[Data records]
::::::::
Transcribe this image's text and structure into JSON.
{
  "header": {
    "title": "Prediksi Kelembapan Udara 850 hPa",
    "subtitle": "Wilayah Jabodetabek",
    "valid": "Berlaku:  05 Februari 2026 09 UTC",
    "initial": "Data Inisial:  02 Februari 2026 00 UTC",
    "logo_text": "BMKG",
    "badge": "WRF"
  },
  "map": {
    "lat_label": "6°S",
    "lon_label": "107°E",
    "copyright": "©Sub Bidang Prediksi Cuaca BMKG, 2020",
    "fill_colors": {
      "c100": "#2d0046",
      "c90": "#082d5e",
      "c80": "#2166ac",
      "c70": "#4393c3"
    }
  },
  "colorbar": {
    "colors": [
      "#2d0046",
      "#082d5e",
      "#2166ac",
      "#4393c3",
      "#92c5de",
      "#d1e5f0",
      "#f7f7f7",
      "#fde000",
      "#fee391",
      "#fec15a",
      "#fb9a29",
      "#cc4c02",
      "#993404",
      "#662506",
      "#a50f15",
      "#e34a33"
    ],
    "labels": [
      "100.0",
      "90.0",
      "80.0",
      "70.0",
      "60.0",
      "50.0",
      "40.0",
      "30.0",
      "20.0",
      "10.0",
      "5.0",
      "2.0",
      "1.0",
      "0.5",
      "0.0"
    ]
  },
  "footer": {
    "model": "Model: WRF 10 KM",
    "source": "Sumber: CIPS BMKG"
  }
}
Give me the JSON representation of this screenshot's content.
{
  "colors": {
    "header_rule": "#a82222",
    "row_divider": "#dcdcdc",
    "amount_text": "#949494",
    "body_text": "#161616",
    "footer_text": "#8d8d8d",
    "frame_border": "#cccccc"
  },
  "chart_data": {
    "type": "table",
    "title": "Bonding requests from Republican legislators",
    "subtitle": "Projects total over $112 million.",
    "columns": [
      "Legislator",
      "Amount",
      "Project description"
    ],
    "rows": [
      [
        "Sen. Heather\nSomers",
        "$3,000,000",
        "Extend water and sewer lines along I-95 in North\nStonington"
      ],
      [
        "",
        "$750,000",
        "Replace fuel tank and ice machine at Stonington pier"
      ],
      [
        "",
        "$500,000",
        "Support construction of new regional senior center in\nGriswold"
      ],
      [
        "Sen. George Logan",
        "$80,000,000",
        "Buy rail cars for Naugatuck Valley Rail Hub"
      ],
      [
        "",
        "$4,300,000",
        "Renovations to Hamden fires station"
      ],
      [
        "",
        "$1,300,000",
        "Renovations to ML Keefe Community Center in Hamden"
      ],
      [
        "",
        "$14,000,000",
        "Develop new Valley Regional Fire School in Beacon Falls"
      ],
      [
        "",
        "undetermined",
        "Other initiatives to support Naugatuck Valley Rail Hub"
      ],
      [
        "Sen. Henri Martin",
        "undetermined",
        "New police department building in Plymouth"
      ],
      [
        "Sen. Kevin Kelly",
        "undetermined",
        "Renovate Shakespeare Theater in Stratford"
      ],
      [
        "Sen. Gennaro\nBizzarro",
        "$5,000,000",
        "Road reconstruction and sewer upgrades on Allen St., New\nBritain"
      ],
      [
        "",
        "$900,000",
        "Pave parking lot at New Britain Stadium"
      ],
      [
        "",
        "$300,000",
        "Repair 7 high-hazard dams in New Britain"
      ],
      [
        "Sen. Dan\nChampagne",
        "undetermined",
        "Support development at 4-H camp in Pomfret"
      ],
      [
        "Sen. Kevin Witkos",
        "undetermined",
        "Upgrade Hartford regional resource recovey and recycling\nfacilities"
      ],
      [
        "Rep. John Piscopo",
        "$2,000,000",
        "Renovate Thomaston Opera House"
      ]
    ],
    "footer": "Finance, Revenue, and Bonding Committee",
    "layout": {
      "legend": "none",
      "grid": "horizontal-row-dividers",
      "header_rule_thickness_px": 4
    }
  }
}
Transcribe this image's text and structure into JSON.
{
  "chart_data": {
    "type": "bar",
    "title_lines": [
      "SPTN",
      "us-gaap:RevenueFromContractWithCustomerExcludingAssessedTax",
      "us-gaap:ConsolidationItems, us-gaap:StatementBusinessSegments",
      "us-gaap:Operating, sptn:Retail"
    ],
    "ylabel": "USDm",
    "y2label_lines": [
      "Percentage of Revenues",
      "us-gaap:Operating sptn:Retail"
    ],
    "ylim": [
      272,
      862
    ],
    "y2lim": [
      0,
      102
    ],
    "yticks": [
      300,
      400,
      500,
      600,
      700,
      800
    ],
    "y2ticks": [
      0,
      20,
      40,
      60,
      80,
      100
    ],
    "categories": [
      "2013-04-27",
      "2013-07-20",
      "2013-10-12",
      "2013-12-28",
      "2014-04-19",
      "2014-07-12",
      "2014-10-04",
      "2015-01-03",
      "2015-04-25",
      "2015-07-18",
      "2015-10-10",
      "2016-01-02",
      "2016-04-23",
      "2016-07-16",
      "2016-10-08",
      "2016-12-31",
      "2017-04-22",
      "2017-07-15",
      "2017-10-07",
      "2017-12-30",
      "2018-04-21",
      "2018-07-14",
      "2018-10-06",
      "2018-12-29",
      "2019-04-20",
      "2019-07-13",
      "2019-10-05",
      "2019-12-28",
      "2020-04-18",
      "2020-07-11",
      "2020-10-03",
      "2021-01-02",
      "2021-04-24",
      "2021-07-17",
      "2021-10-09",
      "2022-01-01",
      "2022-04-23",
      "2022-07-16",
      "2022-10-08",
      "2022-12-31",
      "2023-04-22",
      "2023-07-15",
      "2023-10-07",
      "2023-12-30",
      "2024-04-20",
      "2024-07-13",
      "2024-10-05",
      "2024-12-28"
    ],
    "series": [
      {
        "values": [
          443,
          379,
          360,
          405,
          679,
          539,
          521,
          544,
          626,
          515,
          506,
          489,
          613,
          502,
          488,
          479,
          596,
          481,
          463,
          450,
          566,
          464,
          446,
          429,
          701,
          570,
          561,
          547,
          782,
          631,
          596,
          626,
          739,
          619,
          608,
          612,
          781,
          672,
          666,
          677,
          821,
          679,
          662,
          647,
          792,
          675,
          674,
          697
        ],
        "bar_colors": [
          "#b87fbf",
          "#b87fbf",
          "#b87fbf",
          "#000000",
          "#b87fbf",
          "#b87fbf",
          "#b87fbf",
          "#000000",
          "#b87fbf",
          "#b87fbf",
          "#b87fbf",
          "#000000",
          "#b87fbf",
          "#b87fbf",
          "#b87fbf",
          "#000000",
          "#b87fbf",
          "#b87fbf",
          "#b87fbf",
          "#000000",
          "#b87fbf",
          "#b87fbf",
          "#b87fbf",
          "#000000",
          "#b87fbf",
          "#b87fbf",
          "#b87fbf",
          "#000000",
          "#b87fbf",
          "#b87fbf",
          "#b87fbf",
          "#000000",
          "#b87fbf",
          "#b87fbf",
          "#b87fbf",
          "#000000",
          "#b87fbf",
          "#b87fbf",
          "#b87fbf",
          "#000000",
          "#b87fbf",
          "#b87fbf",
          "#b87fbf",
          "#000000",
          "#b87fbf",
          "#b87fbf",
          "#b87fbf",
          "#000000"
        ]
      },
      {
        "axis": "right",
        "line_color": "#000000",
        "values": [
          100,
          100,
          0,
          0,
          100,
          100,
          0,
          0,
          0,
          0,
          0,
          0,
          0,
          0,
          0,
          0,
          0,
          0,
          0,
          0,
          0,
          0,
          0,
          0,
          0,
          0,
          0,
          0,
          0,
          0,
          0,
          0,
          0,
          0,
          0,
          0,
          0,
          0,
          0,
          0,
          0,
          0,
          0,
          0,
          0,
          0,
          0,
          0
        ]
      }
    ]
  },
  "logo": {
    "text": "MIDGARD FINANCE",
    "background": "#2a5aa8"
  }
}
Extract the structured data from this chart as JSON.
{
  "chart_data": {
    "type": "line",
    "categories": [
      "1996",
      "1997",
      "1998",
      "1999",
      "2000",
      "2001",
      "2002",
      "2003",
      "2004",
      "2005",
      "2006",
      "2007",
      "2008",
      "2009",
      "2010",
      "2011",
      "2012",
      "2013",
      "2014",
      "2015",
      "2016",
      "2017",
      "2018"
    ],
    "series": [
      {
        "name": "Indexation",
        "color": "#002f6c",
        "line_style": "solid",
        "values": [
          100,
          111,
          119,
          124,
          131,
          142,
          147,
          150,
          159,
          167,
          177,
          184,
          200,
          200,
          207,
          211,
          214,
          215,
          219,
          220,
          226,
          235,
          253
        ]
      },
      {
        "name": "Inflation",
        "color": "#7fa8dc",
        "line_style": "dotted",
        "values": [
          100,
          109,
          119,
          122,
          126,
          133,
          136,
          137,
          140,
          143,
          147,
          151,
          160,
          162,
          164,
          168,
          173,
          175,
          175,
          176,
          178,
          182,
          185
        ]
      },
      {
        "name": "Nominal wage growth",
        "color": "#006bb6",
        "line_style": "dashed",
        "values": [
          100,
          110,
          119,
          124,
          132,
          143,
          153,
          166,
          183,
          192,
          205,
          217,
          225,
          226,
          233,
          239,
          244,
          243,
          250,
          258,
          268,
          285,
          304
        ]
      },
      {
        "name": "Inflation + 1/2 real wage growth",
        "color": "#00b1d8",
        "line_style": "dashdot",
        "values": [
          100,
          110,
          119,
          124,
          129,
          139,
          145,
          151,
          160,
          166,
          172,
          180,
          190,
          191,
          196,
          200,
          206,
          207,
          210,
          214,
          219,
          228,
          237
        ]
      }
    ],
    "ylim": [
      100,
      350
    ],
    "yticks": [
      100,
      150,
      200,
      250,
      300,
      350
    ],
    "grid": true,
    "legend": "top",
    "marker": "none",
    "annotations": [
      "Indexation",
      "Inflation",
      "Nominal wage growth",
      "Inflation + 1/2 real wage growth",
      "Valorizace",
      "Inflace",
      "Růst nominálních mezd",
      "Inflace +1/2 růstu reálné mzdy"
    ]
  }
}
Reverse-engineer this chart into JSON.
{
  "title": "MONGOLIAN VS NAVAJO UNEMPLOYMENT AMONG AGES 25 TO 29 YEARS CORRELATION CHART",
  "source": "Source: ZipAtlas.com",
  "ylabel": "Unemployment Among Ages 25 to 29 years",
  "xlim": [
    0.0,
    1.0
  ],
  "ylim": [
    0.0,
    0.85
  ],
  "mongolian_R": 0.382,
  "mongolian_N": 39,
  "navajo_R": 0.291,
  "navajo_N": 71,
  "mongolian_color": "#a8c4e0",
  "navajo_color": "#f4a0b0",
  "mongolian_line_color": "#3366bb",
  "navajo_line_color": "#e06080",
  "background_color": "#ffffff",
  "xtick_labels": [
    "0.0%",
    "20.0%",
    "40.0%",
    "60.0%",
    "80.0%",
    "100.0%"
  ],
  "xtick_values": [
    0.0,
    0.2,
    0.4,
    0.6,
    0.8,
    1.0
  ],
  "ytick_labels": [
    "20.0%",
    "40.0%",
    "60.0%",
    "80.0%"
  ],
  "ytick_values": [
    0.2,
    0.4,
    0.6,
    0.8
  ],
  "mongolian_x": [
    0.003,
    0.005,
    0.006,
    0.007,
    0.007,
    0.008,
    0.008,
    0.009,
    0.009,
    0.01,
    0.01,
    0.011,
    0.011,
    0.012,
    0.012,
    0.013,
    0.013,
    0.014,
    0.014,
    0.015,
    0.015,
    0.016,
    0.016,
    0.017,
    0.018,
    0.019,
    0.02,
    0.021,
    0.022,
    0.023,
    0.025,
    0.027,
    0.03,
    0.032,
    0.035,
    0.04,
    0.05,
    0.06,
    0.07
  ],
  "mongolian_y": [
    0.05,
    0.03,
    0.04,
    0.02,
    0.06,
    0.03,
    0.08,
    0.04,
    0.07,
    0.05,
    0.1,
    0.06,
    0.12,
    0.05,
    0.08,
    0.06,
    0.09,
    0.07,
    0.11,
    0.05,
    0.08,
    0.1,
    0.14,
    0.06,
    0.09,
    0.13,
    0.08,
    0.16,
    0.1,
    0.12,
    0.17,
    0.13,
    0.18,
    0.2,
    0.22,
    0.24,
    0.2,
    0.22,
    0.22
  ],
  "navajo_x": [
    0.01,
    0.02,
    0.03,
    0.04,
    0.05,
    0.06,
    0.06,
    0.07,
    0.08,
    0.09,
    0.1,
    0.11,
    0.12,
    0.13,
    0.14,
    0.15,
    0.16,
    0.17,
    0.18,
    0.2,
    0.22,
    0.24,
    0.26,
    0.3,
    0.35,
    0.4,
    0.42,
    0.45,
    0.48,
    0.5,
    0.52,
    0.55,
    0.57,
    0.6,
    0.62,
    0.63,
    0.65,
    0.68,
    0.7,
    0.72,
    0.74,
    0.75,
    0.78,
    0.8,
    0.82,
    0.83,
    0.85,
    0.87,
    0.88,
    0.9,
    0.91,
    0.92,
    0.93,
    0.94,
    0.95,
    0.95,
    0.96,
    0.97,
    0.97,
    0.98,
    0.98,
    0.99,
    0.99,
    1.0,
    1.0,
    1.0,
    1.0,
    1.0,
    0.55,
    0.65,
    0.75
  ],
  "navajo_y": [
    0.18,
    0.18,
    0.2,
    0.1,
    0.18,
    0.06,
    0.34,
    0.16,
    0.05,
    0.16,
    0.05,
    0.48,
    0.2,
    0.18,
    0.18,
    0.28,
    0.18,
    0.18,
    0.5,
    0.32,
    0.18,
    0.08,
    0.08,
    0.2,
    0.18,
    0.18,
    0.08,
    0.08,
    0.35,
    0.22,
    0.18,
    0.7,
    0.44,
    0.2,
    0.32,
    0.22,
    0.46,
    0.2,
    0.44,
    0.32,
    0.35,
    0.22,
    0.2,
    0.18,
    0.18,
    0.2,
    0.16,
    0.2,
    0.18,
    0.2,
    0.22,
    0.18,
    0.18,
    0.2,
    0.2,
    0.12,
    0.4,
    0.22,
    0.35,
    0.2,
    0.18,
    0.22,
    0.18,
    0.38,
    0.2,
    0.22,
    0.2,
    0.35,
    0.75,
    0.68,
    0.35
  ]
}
::::::::
### GOAL
Only a number is expected here: the count of lines in the listing that hold the string "subtitle".

### WRITTEN RESPONSE
2